→ **Stated problem**
Write the data out again in full, with no departure from the original.

Records from a data source:
-------------------------

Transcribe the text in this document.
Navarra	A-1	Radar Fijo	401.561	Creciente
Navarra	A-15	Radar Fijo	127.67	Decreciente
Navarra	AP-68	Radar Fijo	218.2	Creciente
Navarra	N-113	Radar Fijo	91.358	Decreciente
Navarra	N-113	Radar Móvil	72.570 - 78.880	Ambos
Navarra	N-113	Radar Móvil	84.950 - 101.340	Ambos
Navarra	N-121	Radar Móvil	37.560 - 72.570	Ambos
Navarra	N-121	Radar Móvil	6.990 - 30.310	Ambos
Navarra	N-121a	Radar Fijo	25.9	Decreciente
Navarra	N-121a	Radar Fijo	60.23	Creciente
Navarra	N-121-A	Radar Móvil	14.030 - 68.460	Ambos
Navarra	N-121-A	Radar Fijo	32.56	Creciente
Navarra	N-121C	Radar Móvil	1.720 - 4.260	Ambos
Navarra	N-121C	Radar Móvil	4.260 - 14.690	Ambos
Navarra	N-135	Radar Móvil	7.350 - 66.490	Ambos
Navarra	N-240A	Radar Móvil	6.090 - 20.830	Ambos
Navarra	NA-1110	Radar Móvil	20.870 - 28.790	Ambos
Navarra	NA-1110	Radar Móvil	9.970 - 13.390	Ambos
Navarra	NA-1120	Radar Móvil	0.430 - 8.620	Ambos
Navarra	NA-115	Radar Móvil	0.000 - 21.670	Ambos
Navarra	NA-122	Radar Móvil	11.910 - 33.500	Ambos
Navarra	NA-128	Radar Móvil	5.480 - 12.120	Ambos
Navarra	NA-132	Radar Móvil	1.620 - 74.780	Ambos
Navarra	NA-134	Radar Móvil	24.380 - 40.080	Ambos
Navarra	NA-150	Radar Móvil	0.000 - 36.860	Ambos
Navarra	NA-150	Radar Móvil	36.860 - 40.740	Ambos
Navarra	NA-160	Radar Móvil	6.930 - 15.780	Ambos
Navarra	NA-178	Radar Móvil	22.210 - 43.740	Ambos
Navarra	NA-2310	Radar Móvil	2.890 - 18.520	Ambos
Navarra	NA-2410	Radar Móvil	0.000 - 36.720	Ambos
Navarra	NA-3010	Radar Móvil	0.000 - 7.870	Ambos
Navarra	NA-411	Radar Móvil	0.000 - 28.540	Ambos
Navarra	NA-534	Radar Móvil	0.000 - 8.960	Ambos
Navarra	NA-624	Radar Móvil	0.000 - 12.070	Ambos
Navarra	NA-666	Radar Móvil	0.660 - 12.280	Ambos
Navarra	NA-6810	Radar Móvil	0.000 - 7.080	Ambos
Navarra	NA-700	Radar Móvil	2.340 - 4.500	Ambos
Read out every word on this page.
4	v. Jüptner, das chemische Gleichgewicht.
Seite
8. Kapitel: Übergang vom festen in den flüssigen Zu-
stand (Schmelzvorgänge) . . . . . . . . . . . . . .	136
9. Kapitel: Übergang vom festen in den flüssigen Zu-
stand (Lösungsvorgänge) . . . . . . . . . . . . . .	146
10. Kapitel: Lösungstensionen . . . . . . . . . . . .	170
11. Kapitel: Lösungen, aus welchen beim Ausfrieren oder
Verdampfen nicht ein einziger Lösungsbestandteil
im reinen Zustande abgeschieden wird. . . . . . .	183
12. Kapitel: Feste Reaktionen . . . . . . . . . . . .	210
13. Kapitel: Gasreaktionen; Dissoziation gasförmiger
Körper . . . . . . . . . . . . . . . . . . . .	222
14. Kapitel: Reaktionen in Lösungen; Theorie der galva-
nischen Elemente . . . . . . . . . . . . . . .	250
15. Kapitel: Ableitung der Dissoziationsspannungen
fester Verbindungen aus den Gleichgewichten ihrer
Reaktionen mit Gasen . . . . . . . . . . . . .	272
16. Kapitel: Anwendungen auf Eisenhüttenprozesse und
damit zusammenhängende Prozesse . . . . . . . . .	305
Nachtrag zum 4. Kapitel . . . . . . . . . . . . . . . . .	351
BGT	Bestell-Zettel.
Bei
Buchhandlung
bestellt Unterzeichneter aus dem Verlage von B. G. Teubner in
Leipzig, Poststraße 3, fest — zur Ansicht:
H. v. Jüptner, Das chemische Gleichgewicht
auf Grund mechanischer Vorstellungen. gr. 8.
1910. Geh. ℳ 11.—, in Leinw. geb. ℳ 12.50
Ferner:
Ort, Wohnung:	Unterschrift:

-------------------------

→ **Reply**
Transcribe the text in this document.
Navarra	A-1	Radar Fijo	401.561	Creciente
Navarra	A-15	Radar Fijo	127.67	Decreciente
Navarra	AP-68	Radar Fijo	218.2	Creciente
Navarra	N-113	Radar Fijo	91.358	Decreciente
Navarra	N-113	Radar Móvil	72.570 - 78.880	Ambos
Navarra	N-113	Radar Móvil	84.950 - 101.340	Ambos
Navarra	N-121	Radar Móvil	37.560 - 72.570	Ambos
Navarra	N-121	Radar Móvil	6.990 - 30.310	Ambos
Navarra	N-121a	Radar Fijo	25.9	Decreciente
Navarra	N-121a	Radar Fijo	60.23	Creciente
Navarra	N-121-A	Radar Móvil	14.030 - 68.460	Ambos
Navarra	N-121-A	Radar Fijo	32.56	Creciente
Navarra	N-121C	Radar Móvil	1.720 - 4.260	Ambos
Navarra	N-121C	Radar Móvil	4.260 - 14.690	Ambos
Navarra	N-135	Radar Móvil	7.350 - 66.490	Ambos
Navarra	N-240A	Radar Móvil	6.090 - 20.830	Ambos
Navarra	NA-1110	Radar Móvil	20.870 - 28.790	Ambos
Navarra	NA-1110	Radar Móvil	9.970 - 13.390	Ambos
Navarra	NA-1120	Radar Móvil	0.430 - 8.620	Ambos
Navarra	NA-115	Radar Móvil	0.000 - 21.670	Ambos
Navarra	NA-122	Radar Móvil	11.910 - 33.500	Ambos
Navarra	NA-128	Radar Móvil	5.480 - 12.120	Ambos
Navarra	NA-132	Radar Móvil	1.620 - 74.780	Ambos
Navarra	NA-134	Radar Móvil	24.380 - 40.080	Ambos
Navarra	NA-150	Radar Móvil	0.000 - 36.860	Ambos
Navarra	NA-150	Radar Móvil	36.860 - 40.740	Ambos
Navarra	NA-160	Radar Móvil	6.930 - 15.780	Ambos
Navarra	NA-178	Radar Móvil	22.210 - 43.740	Ambos
Navarra	NA-2310	Radar Móvil	2.890 - 18.520	Ambos
Navarra	NA-2410	Radar Móvil	0.000 - 36.720	Ambos
Navarra	NA-3010	Radar Móvil	0.000 - 7.870	Ambos
Navarra	NA-411	Radar Móvil	0.000 - 28.540	Ambos
Navarra	NA-534	Radar Móvil	0.000 - 8.960	Ambos
Navarra	NA-624	Radar Móvil	0.000 - 12.070	Ambos
Navarra	NA-666	Radar Móvil	0.660 - 12.280	Ambos
Navarra	NA-6810	Radar Móvil	0.000 - 7.080	Ambos
Navarra	NA-700	Radar Móvil	2.340 - 4.500	Ambos
Read out every word on this page.
4	v. Jüptner, das chemische Gleichgewicht.
Seite
8. Kapitel: Übergang vom festen in den flüssigen Zu-
stand (Schmelzvorgänge) . . . . . . . . . . . . . .	136
9. Kapitel: Übergang vom festen in den flüssigen Zu-
stand (Lösungsvorgänge) . . . . . . . . . . . . . .	146
10. Kapitel: Lösungstensionen . . . . . . . . . . . .	170
11. Kapitel: Lösungen, aus welchen beim Ausfrieren oder
Verdampfen nicht ein einziger Lösungsbestandteil
im reinen Zustande abgeschieden wird. . . . . . .	183
12. Kapitel: Feste Reaktionen . . . . . . . . . . . .	210
13. Kapitel: Gasreaktionen; Dissoziation gasförmiger
Körper . . . . . . . . . . . . . . . . . . . .	222
14. Kapitel: Reaktionen in Lösungen; Theorie der galva-
nischen Elemente . . . . . . . . . . . . . . .	250
15. Kapitel: Ableitung der Dissoziationsspannungen
fester Verbindungen aus den Gleichgewichten ihrer
Reaktionen mit Gasen . . . . . . . . . . . . .	272
16. Kapitel: Anwendungen auf Eisenhüttenprozesse und
damit zusammenhängende Prozesse . . . . . . . . .	305
Nachtrag zum 4. Kapitel . . . . . . . . . . . . . . . . .	351
BGT	Bestell-Zettel.
Bei
Buchhandlung
bestellt Unterzeichneter aus dem Verlage von B. G. Teubner in
Leipzig, Poststraße 3, fest — zur Ansicht:
H. v. Jüptner, Das chemische Gleichgewicht
auf Grund mechanischer Vorstellungen. gr. 8.
1910. Geh. ℳ 11.—, in Leinw. geb. ℳ 12.50
Ferner:
Ort, Wohnung:	Unterschrift:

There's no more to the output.